Chart and figure data:

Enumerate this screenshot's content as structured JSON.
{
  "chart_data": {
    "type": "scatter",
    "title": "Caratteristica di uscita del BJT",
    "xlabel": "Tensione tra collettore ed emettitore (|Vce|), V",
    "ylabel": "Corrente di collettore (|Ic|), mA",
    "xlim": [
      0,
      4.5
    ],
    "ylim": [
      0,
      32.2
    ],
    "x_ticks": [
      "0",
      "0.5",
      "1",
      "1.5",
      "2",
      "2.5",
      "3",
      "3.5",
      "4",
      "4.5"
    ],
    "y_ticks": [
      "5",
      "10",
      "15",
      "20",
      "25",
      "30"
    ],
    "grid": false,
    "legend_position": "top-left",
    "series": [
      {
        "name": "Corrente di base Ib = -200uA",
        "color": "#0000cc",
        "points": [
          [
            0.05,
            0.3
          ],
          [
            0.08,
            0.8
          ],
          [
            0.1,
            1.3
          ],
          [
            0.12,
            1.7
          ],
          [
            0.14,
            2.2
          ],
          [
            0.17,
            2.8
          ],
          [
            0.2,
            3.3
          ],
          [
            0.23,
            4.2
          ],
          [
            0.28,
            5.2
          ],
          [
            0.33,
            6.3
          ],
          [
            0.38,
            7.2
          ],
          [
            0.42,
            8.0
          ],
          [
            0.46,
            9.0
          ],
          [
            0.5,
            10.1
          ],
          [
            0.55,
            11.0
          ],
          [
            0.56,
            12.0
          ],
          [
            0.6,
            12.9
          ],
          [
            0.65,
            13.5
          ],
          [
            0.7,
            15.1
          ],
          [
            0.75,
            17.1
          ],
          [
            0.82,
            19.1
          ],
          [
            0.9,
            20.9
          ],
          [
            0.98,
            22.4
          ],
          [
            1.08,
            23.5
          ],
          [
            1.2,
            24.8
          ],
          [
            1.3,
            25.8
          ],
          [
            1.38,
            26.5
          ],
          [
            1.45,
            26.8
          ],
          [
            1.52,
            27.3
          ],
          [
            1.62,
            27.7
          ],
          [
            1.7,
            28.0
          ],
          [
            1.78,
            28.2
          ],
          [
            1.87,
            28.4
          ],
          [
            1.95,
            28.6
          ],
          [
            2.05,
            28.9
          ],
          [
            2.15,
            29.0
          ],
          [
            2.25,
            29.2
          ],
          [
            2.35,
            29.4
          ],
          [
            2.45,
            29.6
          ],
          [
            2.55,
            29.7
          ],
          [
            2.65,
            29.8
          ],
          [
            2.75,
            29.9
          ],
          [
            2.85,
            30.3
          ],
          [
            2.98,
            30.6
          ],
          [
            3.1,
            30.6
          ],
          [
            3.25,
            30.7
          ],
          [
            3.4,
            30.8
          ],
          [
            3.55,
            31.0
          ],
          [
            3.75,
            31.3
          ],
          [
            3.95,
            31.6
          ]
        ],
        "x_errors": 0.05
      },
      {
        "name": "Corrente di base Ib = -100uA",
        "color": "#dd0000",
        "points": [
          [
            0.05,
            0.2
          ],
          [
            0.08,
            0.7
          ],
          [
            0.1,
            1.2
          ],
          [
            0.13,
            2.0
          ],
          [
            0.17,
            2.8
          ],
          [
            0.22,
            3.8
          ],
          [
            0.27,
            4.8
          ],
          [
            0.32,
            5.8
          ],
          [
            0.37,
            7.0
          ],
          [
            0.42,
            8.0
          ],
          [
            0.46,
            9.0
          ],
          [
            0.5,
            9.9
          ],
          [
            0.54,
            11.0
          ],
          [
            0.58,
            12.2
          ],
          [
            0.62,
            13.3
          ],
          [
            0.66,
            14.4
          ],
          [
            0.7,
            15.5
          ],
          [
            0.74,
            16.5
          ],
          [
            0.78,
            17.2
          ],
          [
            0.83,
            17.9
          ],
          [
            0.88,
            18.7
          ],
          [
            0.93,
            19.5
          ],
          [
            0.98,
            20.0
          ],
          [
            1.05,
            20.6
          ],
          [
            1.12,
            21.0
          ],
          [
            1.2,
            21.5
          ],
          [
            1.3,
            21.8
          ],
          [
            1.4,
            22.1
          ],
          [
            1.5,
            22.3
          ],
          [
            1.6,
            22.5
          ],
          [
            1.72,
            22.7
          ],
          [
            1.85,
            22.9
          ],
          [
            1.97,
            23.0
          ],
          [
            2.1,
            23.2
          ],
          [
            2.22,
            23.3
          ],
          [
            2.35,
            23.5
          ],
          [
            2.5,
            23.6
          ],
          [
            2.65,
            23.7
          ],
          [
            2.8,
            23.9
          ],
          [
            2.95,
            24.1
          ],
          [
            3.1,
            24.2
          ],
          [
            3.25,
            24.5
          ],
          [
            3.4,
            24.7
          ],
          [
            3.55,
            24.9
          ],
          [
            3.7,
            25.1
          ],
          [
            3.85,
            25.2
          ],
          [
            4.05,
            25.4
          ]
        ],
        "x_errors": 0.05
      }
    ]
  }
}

Written exercise
Repeat the data above, word for word.

The result
Enumerate this screenshot's content as structured JSON.
{
  "chart_data": {
    "type": "scatter",
    "title": "Caratteristica di uscita del BJT",
    "xlabel": "Tensione tra collettore ed emettitore (|Vce|), V",
    "ylabel": "Corrente di collettore (|Ic|), mA",
    "xlim": [
      0,
      4.5
    ],
    "ylim": [
      0,
      32.2
    ],
    "x_ticks": [
      "0",
      "0.5",
      "1",
      "1.5",
      "2",
      "2.5",
      "3",
      "3.5",
      "4",
      "4.5"
    ],
    "y_ticks": [
      "5",
      "10",
      "15",
      "20",
      "25",
      "30"
    ],
    "grid": false,
    "legend_position": "top-left",
    "series": [
      {
        "name": "Corrente di base Ib = -200uA",
        "color": "#0000cc",
        "points": [
          [
            0.05,
            0.3
          ],
          [
            0.08,
            0.8
          ],
          [
            0.1,
            1.3
          ],
          [
            0.12,
            1.7
          ],
          [
            0.14,
            2.2
          ],
          [
            0.17,
            2.8
          ],
          [
            0.2,
            3.3
          ],
          [
            0.23,
            4.2
          ],
          [
            0.28,
            5.2
          ],
          [
            0.33,
            6.3
          ],
          [
            0.38,
            7.2
          ],
          [
            0.42,
            8.0
          ],
          [
            0.46,
            9.0
          ],
          [
            0.5,
            10.1
          ],
          [
            0.55,
            11.0
          ],
          [
            0.56,
            12.0
          ],
          [
            0.6,
            12.9
          ],
          [
            0.65,
            13.5
          ],
          [
            0.7,
            15.1
          ],
          [
            0.75,
            17.1
          ],
          [
            0.82,
            19.1
          ],
          [
            0.9,
            20.9
          ],
          [
            0.98,
            22.4
          ],
          [
            1.08,
            23.5
          ],
          [
            1.2,
            24.8
          ],
          [
            1.3,
            25.8
          ],
          [
            1.38,
            26.5
          ],
          [
            1.45,
            26.8
          ],
          [
            1.52,
            27.3
          ],
          [
            1.62,
            27.7
          ],
          [
            1.7,
            28.0
          ],
          [
            1.78,
            28.2
          ],
          [
            1.87,
            28.4
          ],
          [
            1.95,
            28.6
          ],
          [
            2.05,
            28.9
          ],
          [
            2.15,
            29.0
          ],
          [
            2.25,
            29.2
          ],
          [
            2.35,
            29.4
          ],
          [
            2.45,
            29.6
          ],
          [
            2.55,
            29.7
          ],
          [
            2.65,
            29.8
          ],
          [
            2.75,
            29.9
          ],
          [
            2.85,
            30.3
          ],
          [
            2.98,
            30.6
          ],
          [
            3.1,
            30.6
          ],
          [
            3.25,
            30.7
          ],
          [
            3.4,
            30.8
          ],
          [
            3.55,
            31.0
          ],
          [
            3.75,
            31.3
          ],
          [
            3.95,
            31.6
          ]
        ],
        "x_errors": 0.05
      },
      {
        "name": "Corrente di base Ib = -100uA",
        "color": "#dd0000",
        "points": [
          [
            0.05,
            0.2
          ],
          [
            0.08,
            0.7
          ],
          [
            0.1,
            1.2
          ],
          [
            0.13,
            2.0
          ],
          [
            0.17,
            2.8
          ],
          [
            0.22,
            3.8
          ],
          [
            0.27,
            4.8
          ],
          [
            0.32,
            5.8
          ],
          [
            0.37,
            7.0
          ],
          [
            0.42,
            8.0
          ],
          [
            0.46,
            9.0
          ],
          [
            0.5,
            9.9
          ],
          [
            0.54,
            11.0
          ],
          [
            0.58,
            12.2
          ],
          [
            0.62,
            13.3
          ],
          [
            0.66,
            14.4
          ],
          [
            0.7,
            15.5
          ],
          [
            0.74,
            16.5
          ],
          [
            0.78,
            17.2
          ],
          [
            0.83,
            17.9
          ],
          [
            0.88,
            18.7
          ],
          [
            0.93,
            19.5
          ],
          [
            0.98,
            20.0
          ],
          [
            1.05,
            20.6
          ],
          [
            1.12,
            21.0
          ],
          [
            1.2,
            21.5
          ],
          [
            1.3,
            21.8
          ],
          [
            1.4,
            22.1
          ],
          [
            1.5,
            22.3
          ],
          [
            1.6,
            22.5
          ],
          [
            1.72,
            22.7
          ],
          [
            1.85,
            22.9
          ],
          [
            1.97,
            23.0
          ],
          [
            2.1,
            23.2
          ],
          [
            2.22,
            23.3
          ],
          [
            2.35,
            23.5
          ],
          [
            2.5,
            23.6
          ],
          [
            2.65,
            23.7
          ],
          [
            2.8,
            23.9
          ],
          [
            2.95,
            24.1
          ],
          [
            3.1,
            24.2
          ],
          [
            3.25,
            24.5
          ],
          [
            3.4,
            24.7
          ],
          [
            3.55,
            24.9
          ],
          [
            3.7,
            25.1
          ],
          [
            3.85,
            25.2
          ],
          [
            4.05,
            25.4
          ]
        ],
        "x_errors": 0.05
      }
    ]
  }
}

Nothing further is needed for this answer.